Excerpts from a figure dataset
-- Start --
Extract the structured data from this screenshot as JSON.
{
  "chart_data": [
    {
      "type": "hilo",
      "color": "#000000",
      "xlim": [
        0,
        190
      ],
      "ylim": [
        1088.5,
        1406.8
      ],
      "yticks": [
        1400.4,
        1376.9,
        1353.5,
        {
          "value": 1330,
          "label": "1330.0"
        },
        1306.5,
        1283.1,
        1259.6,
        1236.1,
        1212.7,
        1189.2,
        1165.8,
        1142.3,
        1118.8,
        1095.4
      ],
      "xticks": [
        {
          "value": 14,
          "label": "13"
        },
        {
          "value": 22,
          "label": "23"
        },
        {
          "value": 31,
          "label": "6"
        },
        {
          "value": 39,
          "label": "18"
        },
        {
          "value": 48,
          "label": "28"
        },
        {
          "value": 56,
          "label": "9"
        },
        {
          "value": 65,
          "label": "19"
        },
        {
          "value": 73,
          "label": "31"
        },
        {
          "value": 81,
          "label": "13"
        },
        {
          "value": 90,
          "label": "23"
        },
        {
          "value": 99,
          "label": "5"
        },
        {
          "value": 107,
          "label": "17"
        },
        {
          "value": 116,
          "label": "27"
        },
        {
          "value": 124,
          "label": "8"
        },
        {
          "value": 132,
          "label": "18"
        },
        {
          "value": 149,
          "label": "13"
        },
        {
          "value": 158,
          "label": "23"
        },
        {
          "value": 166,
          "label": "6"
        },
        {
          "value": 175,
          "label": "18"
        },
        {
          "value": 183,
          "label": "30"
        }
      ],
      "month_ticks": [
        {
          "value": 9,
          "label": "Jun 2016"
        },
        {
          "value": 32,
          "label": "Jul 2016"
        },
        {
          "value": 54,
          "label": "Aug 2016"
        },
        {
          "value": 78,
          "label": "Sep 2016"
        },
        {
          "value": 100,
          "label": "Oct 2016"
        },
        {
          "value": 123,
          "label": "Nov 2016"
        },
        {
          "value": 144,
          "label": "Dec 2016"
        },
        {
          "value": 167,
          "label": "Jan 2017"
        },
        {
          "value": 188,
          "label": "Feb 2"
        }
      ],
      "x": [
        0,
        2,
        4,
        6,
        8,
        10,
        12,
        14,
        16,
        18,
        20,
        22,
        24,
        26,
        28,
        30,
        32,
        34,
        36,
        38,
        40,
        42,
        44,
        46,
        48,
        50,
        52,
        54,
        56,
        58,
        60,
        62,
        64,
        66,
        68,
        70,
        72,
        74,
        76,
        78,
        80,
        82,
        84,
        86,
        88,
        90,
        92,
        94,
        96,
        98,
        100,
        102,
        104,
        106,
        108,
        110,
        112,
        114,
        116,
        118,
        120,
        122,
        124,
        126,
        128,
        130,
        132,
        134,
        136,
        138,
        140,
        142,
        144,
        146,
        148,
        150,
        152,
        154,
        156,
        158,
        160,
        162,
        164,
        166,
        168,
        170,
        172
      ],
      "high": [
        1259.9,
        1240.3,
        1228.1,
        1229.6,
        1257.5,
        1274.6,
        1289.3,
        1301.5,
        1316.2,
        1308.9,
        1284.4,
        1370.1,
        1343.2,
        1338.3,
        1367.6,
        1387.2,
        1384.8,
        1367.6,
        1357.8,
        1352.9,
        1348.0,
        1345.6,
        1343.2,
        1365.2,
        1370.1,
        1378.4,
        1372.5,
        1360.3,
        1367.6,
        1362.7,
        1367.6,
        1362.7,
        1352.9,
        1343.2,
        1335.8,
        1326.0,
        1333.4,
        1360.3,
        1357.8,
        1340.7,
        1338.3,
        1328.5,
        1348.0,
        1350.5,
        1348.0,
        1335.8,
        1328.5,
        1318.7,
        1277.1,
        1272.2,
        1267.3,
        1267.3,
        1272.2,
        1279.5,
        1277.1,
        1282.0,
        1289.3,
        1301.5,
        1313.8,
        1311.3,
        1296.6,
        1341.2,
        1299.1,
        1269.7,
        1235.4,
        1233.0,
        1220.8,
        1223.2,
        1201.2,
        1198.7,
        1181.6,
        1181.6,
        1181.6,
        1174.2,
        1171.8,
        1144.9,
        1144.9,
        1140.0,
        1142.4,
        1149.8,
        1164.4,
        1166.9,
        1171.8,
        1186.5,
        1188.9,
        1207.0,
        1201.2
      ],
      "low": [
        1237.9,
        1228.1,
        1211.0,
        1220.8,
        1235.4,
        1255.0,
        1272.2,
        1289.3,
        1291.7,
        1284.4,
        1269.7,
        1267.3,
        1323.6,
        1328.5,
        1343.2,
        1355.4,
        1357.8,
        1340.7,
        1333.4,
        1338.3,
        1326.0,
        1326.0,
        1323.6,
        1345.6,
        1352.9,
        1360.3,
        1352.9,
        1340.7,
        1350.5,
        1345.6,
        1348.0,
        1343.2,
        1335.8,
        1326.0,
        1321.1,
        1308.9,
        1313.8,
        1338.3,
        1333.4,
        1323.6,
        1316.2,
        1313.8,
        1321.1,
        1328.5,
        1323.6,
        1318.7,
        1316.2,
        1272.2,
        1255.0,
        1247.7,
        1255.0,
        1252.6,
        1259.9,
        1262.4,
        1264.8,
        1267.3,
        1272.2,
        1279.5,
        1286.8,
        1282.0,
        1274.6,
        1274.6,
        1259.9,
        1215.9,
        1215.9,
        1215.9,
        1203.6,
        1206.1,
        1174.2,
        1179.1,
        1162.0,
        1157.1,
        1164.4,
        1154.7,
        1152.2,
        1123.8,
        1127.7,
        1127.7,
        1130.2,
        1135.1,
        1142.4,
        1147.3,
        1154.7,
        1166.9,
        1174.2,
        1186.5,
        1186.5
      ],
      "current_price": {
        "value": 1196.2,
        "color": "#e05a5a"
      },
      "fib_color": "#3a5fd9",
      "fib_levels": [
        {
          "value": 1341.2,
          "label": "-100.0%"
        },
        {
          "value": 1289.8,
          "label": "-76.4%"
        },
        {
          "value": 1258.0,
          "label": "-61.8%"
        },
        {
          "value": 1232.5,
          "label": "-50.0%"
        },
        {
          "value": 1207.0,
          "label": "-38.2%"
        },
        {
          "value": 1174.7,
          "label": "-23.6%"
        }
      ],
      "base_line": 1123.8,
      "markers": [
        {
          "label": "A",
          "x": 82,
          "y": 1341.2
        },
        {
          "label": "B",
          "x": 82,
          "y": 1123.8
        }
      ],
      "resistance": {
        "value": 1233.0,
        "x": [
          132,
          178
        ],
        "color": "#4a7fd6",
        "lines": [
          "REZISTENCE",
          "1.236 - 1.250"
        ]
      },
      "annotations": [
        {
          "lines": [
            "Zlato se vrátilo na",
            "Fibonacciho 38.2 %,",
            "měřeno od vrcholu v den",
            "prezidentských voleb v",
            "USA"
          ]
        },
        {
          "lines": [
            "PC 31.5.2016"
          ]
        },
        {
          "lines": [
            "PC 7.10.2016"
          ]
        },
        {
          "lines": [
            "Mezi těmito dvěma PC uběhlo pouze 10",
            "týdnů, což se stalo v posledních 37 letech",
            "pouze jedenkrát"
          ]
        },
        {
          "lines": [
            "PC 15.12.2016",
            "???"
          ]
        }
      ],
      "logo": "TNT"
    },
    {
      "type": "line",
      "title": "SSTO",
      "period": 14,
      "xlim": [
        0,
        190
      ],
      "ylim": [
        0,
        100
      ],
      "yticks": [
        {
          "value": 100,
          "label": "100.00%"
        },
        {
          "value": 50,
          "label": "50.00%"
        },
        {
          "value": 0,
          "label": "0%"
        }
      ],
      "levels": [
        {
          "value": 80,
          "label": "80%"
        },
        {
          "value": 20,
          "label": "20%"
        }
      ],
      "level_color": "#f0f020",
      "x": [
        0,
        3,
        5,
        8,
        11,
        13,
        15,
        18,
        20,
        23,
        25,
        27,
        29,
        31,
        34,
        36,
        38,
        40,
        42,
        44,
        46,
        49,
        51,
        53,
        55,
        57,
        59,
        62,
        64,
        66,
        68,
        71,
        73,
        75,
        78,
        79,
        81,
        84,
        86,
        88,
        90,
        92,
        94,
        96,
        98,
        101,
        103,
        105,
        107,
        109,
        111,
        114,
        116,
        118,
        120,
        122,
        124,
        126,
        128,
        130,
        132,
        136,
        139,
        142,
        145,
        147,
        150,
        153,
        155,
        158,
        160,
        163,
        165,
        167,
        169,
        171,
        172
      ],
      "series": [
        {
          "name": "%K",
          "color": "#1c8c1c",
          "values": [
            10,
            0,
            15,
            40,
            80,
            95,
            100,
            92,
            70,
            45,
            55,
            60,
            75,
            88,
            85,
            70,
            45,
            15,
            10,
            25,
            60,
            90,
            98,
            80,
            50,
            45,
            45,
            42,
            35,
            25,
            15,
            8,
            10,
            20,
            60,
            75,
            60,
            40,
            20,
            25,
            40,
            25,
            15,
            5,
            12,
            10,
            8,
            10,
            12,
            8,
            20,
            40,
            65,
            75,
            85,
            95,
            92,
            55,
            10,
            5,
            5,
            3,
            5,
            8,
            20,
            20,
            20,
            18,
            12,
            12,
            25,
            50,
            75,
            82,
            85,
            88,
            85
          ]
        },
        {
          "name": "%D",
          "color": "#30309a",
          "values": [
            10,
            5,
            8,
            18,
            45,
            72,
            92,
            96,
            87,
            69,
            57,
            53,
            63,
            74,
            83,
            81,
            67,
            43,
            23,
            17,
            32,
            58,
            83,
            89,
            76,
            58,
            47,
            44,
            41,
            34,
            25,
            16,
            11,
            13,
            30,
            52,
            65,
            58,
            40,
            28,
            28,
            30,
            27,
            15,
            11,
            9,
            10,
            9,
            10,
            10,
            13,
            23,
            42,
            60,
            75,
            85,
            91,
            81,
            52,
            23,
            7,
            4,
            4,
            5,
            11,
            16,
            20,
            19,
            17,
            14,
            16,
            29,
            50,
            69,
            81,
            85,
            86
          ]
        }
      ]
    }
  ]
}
-- End --
TASK INSTRUCTIONS ▸
Search the lines above for the string "pouze" and copy each line that has it.

EXPECTED ANSWER ▸
            "Mezi těmito dvěma PC uběhlo pouze 10",
            "pouze jedenkrát"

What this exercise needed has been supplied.